<<<<

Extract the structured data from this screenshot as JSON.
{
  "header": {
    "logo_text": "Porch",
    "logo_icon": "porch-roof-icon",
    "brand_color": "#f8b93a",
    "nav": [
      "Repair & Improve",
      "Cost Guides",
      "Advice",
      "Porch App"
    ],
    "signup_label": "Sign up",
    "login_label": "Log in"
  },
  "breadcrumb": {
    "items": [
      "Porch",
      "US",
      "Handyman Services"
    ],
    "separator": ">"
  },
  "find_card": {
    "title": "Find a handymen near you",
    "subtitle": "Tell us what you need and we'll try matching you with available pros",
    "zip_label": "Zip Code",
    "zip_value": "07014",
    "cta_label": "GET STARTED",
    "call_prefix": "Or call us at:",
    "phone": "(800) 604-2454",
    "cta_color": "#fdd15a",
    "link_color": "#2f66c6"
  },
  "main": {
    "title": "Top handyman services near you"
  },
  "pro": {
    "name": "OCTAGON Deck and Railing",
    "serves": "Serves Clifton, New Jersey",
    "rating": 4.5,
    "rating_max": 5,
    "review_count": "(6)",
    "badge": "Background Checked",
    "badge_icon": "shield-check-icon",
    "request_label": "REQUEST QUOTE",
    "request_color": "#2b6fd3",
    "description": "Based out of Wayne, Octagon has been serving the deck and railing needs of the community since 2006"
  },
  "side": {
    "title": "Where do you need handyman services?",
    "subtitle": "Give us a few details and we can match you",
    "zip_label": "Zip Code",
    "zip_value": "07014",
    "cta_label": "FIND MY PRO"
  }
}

>>>>

## Problem details
Determine the number of lines in the listing that contain the string "near". Write that number and nothing else.

## Full output
2